◆ **REQUIREMENTS**: Recast the part that opens with the line containing "Where are 8" and closes with the line containing "x-axis-title: 螺杆给料行程 [266,322,434,354]" as a numbered list, leaving out blank lines and the pictures.

[Start]

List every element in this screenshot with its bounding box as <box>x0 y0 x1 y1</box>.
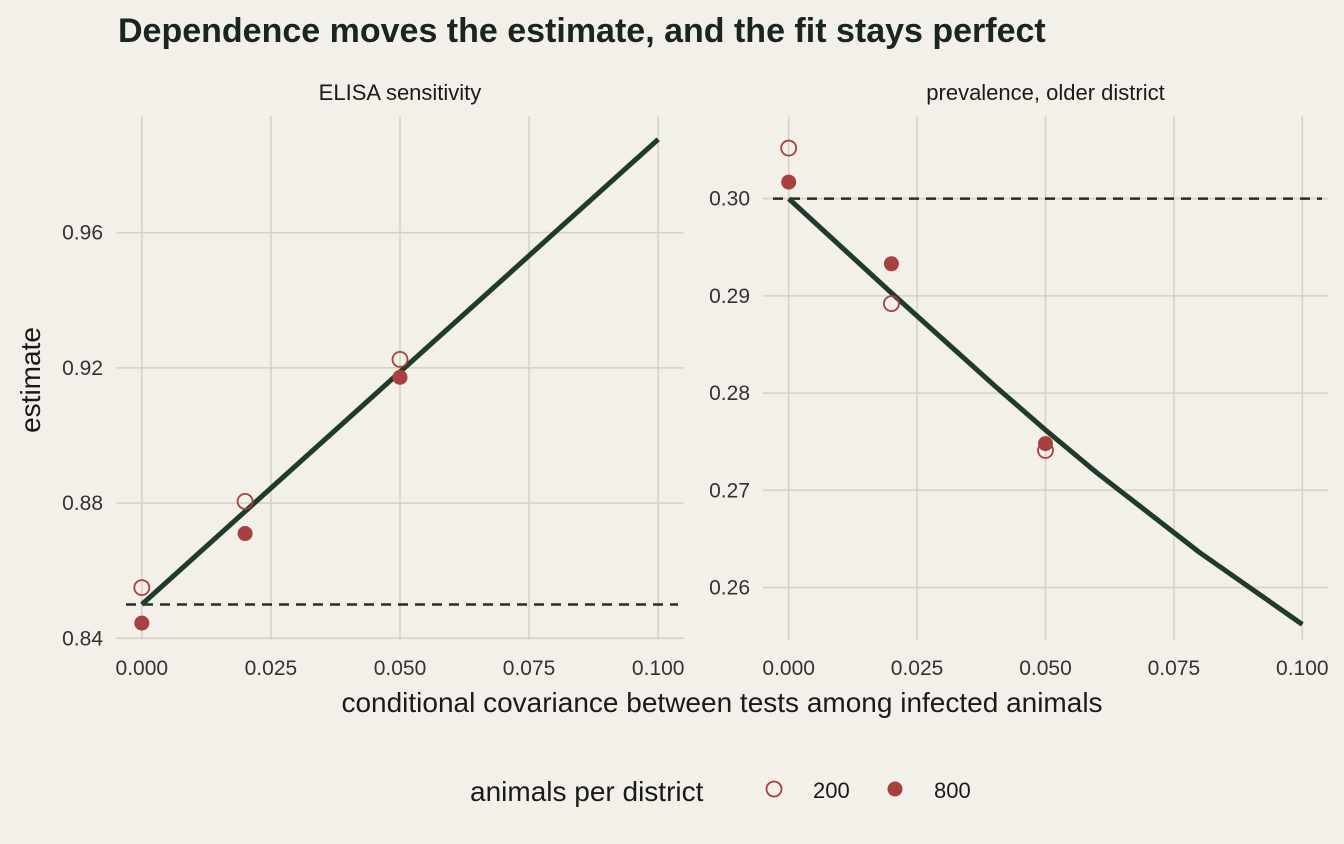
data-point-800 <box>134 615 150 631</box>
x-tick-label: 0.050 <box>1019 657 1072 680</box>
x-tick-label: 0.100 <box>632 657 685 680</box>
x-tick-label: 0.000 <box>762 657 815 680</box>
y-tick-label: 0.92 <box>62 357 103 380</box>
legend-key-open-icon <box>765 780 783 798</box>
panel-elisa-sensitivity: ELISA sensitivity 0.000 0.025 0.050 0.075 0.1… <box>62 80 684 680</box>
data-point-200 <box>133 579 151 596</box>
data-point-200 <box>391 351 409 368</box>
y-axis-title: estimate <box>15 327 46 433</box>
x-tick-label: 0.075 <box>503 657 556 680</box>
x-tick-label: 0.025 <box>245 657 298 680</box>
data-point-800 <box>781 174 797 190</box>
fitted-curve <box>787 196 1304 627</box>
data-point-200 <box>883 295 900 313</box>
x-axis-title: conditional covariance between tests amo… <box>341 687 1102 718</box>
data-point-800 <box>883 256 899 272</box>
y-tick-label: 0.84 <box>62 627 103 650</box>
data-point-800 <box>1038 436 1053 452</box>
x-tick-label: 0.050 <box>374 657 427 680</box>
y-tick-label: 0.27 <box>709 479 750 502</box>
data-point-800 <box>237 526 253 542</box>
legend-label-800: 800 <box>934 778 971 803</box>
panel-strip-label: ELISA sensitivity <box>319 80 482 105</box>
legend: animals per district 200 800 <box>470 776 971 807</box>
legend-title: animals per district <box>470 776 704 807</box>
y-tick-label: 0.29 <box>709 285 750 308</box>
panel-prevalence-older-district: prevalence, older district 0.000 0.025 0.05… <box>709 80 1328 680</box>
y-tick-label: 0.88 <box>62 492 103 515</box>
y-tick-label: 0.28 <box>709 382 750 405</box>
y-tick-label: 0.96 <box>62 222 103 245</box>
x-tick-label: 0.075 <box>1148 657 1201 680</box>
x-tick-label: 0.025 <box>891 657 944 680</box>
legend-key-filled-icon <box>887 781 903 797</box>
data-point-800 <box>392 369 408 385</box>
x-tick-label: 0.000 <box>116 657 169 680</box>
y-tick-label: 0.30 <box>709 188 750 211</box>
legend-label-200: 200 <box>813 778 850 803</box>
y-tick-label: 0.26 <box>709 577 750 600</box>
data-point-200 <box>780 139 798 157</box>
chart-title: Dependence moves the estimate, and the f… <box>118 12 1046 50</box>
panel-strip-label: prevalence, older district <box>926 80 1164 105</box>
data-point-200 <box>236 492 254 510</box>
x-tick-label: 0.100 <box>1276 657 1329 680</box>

[End]
[Start]

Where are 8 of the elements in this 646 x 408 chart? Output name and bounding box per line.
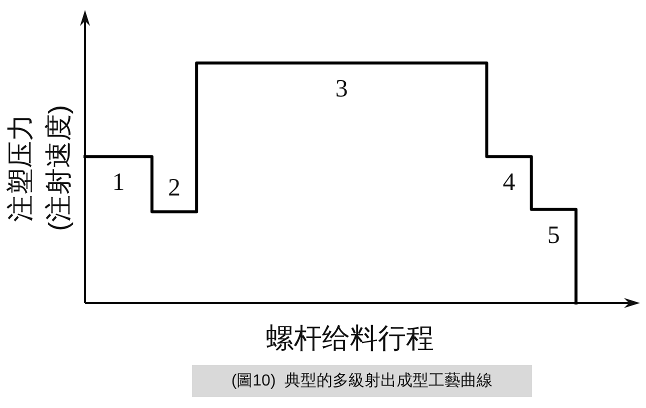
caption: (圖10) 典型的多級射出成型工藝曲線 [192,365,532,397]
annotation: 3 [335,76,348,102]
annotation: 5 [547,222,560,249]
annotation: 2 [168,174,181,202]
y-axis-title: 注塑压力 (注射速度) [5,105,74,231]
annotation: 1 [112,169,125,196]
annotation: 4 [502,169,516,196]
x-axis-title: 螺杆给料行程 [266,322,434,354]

[End]

◆ **COMPLETE ANSWER**:
1. Where are 8 of the elements in this 646 x 408 chart? Output name and bounding box per line.
2. caption: (圖10) 典型的多級射出成型工藝曲線 [192,365,532,397]
3. annotation: 3 [335,76,348,102]
4. annotation: 5 [547,222,560,249]
5. annotation: 2 [168,174,181,202]
6. y-axis-title: 注塑压力 (注射速度) [5,105,74,231]
7. annotation: 1 [112,169,125,196]
8. annotation: 4 [502,169,516,196]
9. x-axis-title: 螺杆给料行程 [266,322,434,354]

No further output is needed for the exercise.